* TASK *
Go through the data below line by line and count those containing the word "공동담보". Reply with the count only.
* start EXCERPTED RECORDS *
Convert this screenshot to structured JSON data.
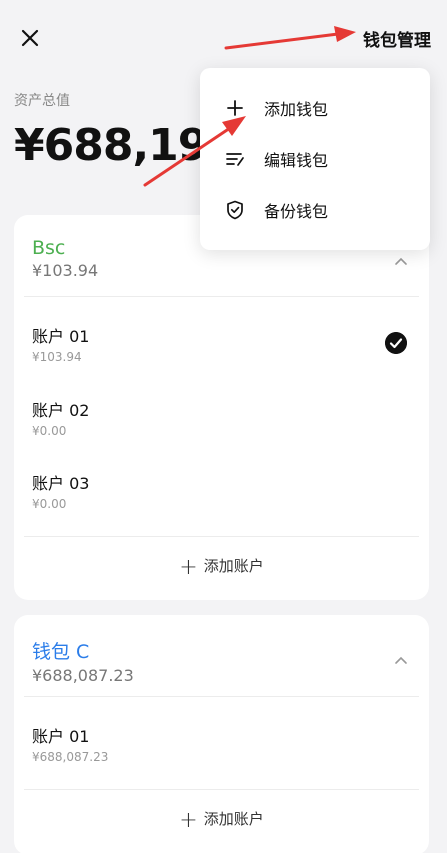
{
  "header": {
    "close_icon": "close-icon",
    "manage_label": "钱包管理"
  },
  "assets": {
    "label": "资产总值",
    "value": "¥688,191"
  },
  "menu": {
    "items": [
      {
        "icon": "plus-icon",
        "label": "添加钱包"
      },
      {
        "icon": "edit-list-icon",
        "label": "编辑钱包"
      },
      {
        "icon": "shield-check-icon",
        "label": "备份钱包"
      }
    ]
  },
  "wallets": [
    {
      "name": "Bsc",
      "total": "¥103.94",
      "accounts": [
        {
          "name": "账户 01",
          "balance": "¥103.94",
          "selected": true
        },
        {
          "name": "账户 02",
          "balance": "¥0.00",
          "selected": false
        },
        {
          "name": "账户 03",
          "balance": "¥0.00",
          "selected": false
        }
      ],
      "add_label": "添加账户"
    },
    {
      "name": "钱包 C",
      "total": "¥688,087.23",
      "accounts": [
        {
          "name": "账户 01",
          "balance": "¥688,087.23",
          "selected": false
        }
      ],
      "add_label": "添加账户"
    }
  ],
  "colors": {
    "accent_green": "#4caf50",
    "accent_blue": "#2b7de9",
    "annotation_red": "#e53935"
  }
}
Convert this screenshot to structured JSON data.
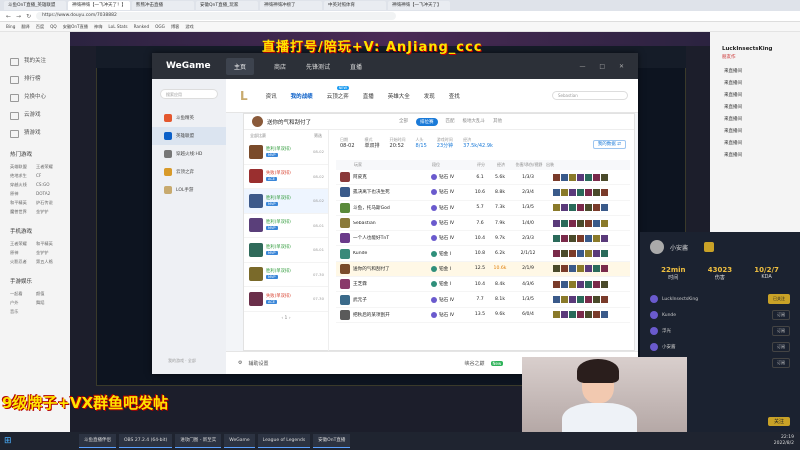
{
  "browser": {
    "tabs": [
      "斗鱼OnT直播_英雄联盟",
      "神嗨神嗨【一飞冲天了！】",
      "熊熊冲击直播",
      "安徽QnT直播_玩家",
      "神嗨神嗨冲榜了",
      "中英对照体育",
      "神嗨神嗨【一飞冲天了】"
    ],
    "url": "https://www.douyu.com/7038882",
    "bookmarks": [
      "Bing",
      "翻译",
      "百度",
      "QQ",
      "安徽OnT直播",
      "神嗨",
      "LoL Stats",
      "Ranked",
      "OGG",
      "博客",
      "游戏"
    ]
  },
  "douyu_sidebar": {
    "items": [
      "我的关注",
      "排行榜",
      "兑换中心",
      "云游戏",
      "猜游戏"
    ],
    "section_hot": "热门游戏",
    "hot_games": [
      "英雄联盟",
      "王者荣耀",
      "绝地求生",
      "CF",
      "穿越火线",
      "CS:GO",
      "原神",
      "DOTA2",
      "和平精英",
      "炉石传说",
      "魔兽世界",
      "金铲铲"
    ],
    "section_mobile": "手机游戏",
    "mobile_games": [
      "王者荣耀",
      "和平精英",
      "原神",
      "金铲铲",
      "火影忍者",
      "第五人格"
    ],
    "section_entertain": "手游娱乐",
    "entertain": [
      "一起看",
      "颜值",
      "户外",
      "舞蹈",
      "音乐"
    ]
  },
  "overlays": {
    "top_text": "直播打号/陪玩+V: AnJiang_ccc",
    "bottom_text": "9级牌子+VX群鱼吧发帖"
  },
  "wegame": {
    "logo": "WeGame",
    "nav": [
      "主页",
      "商店",
      "先锋测试",
      "直播"
    ],
    "window_controls": "— □ ✕",
    "search_placeholder": "搜索应用",
    "games": [
      {
        "name": "斗鱼精英",
        "color": "#e4572e"
      },
      {
        "name": "英雄联盟",
        "color": "#0a5fc8"
      },
      {
        "name": "穿越火线:HD",
        "color": "#777"
      },
      {
        "name": "云顶之弈",
        "color": "#d89a2a"
      },
      {
        "name": "LOL手游",
        "color": "#c8aa6e"
      }
    ],
    "left_footer": "我的游戏 · 全部",
    "lol_nav": [
      "资讯",
      "我的战绩",
      "云顶之弈",
      "直播",
      "英雄大全",
      "发现",
      "查找"
    ],
    "lol_nav_new_label": "NEW",
    "lol_search": "Sebastian",
    "lol_mark": "L",
    "footer_left": "辅助设置",
    "footer_mid": "峡谷之巅",
    "footer_badge": "New"
  },
  "card": {
    "player": "送你的气和刮付了",
    "filters": [
      "全部",
      "排位赛",
      "匹配",
      "极地大乱斗",
      "其他"
    ],
    "active_filter": "排位赛",
    "matchlist_header_left": "全部比赛",
    "matchlist_header_right": "筛选",
    "matches": [
      {
        "result": "胜利(单双排)",
        "tag": "MVP",
        "date": "08-02",
        "color": "#7a4b2a"
      },
      {
        "result": "失败(单双排)",
        "tag": "ACE",
        "date": "08-02",
        "color": "#9a2f2f"
      },
      {
        "result": "胜利(单双排)",
        "tag": "MVP",
        "date": "08-02",
        "color": "#3e5a8a"
      },
      {
        "result": "胜利(单双排)",
        "tag": "MVP",
        "date": "08-01",
        "color": "#5a3f7a"
      },
      {
        "result": "胜利(单双排)",
        "tag": "MVP",
        "date": "08-01",
        "color": "#2f6a5a"
      },
      {
        "result": "胜利(单双排)",
        "tag": "MVP",
        "date": "07-30",
        "color": "#7a6a2a"
      },
      {
        "result": "失败(单双排)",
        "tag": "ACE",
        "date": "07-30",
        "color": "#6a2f4a"
      }
    ],
    "matchlist_footer": "‹  1  ›",
    "stats": [
      {
        "label": "日期",
        "value": "08-02"
      },
      {
        "label": "模式",
        "value": "单双排"
      },
      {
        "label": "开始时间",
        "value": "20:52"
      },
      {
        "label": "人头",
        "value": "8/15"
      },
      {
        "label": "游戏时间",
        "value": "23分钟"
      },
      {
        "label": "经济",
        "value": "37.5k/42.9k"
      }
    ],
    "share_label": "我的数据 ⇄",
    "table_headers": [
      "玩家",
      "段位",
      "评分",
      "经济",
      "伤害/承伤/视野",
      "出装"
    ],
    "players": [
      {
        "name": "阿皮克",
        "rank": "钻石 IV",
        "score": "6.1",
        "gold": "5.6k",
        "kda": "1/3/3",
        "champ": "#8a3a3a",
        "rk": "#6a5acd",
        "me": false
      },
      {
        "name": "孤决离下也决生死",
        "rank": "钻石 IV",
        "score": "10.6",
        "gold": "8.8k",
        "kda": "2/3/4",
        "champ": "#3a5a8a",
        "rk": "#6a5acd",
        "me": false
      },
      {
        "name": "斗鱼，托马斯God",
        "rank": "钻石 IV",
        "score": "5.7",
        "gold": "7.3k",
        "kda": "1/3/5",
        "champ": "#5a8a3a",
        "rk": "#6a5acd",
        "me": false
      },
      {
        "name": "Sebastian",
        "rank": "钻石 IV",
        "score": "7.6",
        "gold": "7.9k",
        "kda": "1/4/0",
        "champ": "#8a7a3a",
        "rk": "#6a5acd",
        "me": false
      },
      {
        "name": "一个人也能好TnT",
        "rank": "钻石 IV",
        "score": "10.4",
        "gold": "9.7k",
        "kda": "2/3/3",
        "champ": "#6a3a8a",
        "rk": "#6a5acd",
        "me": false
      },
      {
        "name": "Kunde",
        "rank": "铂金 I",
        "score": "10.8",
        "gold": "6.2k",
        "kda": "2/1/12",
        "champ": "#3a8a7a",
        "rk": "#2f8f7a",
        "me": false
      },
      {
        "name": "送你的气和刮付了",
        "rank": "铂金 I",
        "score": "12.5",
        "gold": "10.6k",
        "kda": "2/1/9",
        "champ": "#7a4b2a",
        "rk": "#2f8f7a",
        "me": true
      },
      {
        "name": "王芝霖",
        "rank": "铂金 I",
        "score": "10.4",
        "gold": "8.4k",
        "kda": "4/3/6",
        "champ": "#8a3a6a",
        "rk": "#2f8f7a",
        "me": false
      },
      {
        "name": "武元子",
        "rank": "钻石 IV",
        "score": "7.7",
        "gold": "8.1k",
        "kda": "1/3/5",
        "champ": "#3a6a8a",
        "rk": "#6a5acd",
        "me": false
      },
      {
        "name": "把秋后的某项刮开",
        "rank": "钻石 IV",
        "score": "13.5",
        "gold": "9.6k",
        "kda": "6/0/4",
        "champ": "#5a5a5a",
        "rk": "#6a5acd",
        "me": false
      }
    ]
  },
  "game_overlay": {
    "streamer": "小安酱",
    "stats": [
      {
        "value": "22min",
        "label": "时间"
      },
      {
        "value": "43023",
        "label": "伤害"
      },
      {
        "value": "10/2/7",
        "label": "KDA"
      }
    ],
    "rows": [
      {
        "name": "LuckInsectsKing",
        "btn": "已关注"
      },
      {
        "name": "Kunde",
        "btn": "订阅"
      },
      {
        "name": "浮光",
        "btn": "订阅"
      },
      {
        "name": "小安酱",
        "btn": "订阅"
      },
      {
        "name": "鱼丸",
        "btn": "订阅"
      }
    ],
    "foot_btn": "关注"
  },
  "right_panel": {
    "title": "LuckInsectsKing",
    "subtitle": "朋友作",
    "rows": [
      "来直播间",
      "来直播间",
      "来直播间",
      "来直播间",
      "来直播间",
      "来直播间",
      "来直播间",
      "来直播间"
    ]
  },
  "taskbar": {
    "items": [
      "斗鱼直播伴侣",
      "OBS 27.2.4 (64-bit)",
      "进攻门图 - 新至实",
      "WeGame",
      "League of Legends",
      "安徽OnT直播"
    ],
    "time": "22:19",
    "date": "2022/8/2"
  }
}
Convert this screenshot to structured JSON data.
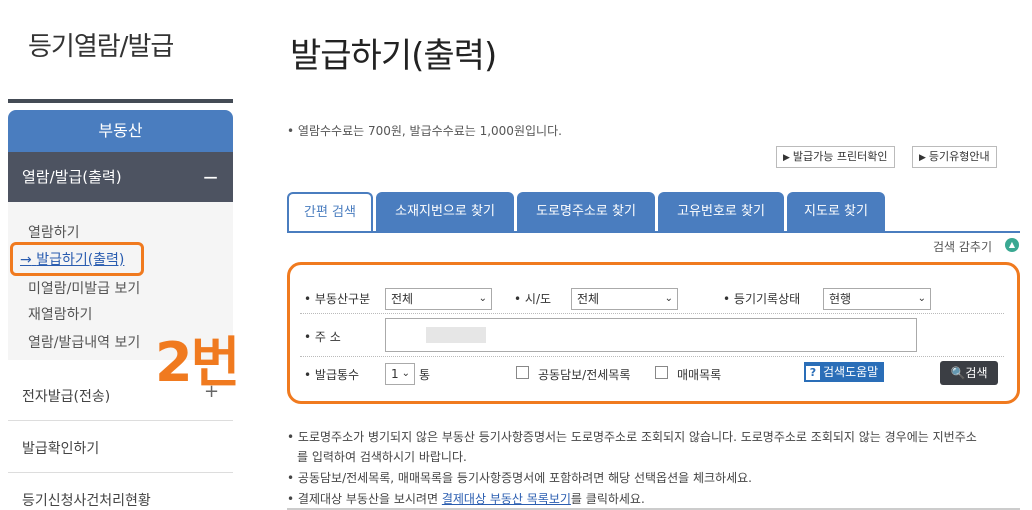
{
  "sidebar": {
    "title": "등기열람/발급",
    "category": "부동산",
    "active_section": "열람/발급(출력)",
    "active_section_toggle": "−",
    "sub_items": [
      "열람하기",
      "발급하기(출력)",
      "미열람/미발급 보기",
      "재열람하기",
      "열람/발급내역 보기"
    ],
    "current_marker": "→",
    "menu_items": [
      "전자발급(전송)",
      "발급확인하기",
      "등기신청사건처리현황"
    ],
    "menu_toggle": "+",
    "annotation": "2번"
  },
  "main": {
    "title": "발급하기(출력)",
    "fee_note": "열람수수료는 700원, 발급수수료는 1,000원입니다.",
    "buttons": [
      "발급가능 프린터확인",
      "등기유형안내"
    ],
    "tabs": [
      "간편 검색",
      "소재지번으로 찾기",
      "도로명주소로 찾기",
      "고유번호로 찾기",
      "지도로 찾기"
    ],
    "hide_search": "검색 감추기",
    "form": {
      "property_type_label": "부동산구분",
      "property_type_value": "전체",
      "region_label": "시/도",
      "region_value": "전체",
      "record_status_label": "등기기록상태",
      "record_status_value": "현행",
      "address_label": "주 소",
      "count_label": "발급통수",
      "count_value": "1",
      "count_unit": "통",
      "joint_collateral": "공동담보/전세목록",
      "sale_list": "매매목록",
      "help_button": "검색도움말",
      "search_button": "검색"
    },
    "notes": {
      "line1": "도로명주소가 병기되지 않은 부동산 등기사항증명서는 도로명주소로 조회되지 않습니다. 도로명주소로 조회되지 않는 경우에는 지번주소",
      "line1b": "를 입력하여 검색하시기 바랍니다.",
      "line2": "공동담보/전세목록, 매매목록을 등기사항증명서에 포함하려면 해당 선택옵션을 체크하세요.",
      "line3_pre": "결제대상 부동산을 보시려면 ",
      "line3_link": "결제대상 부동산 목록보기",
      "line3_post": "를 클릭하세요."
    }
  }
}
* end EXCERPTED RECORDS *
* COMPLETE RESPONSE *
2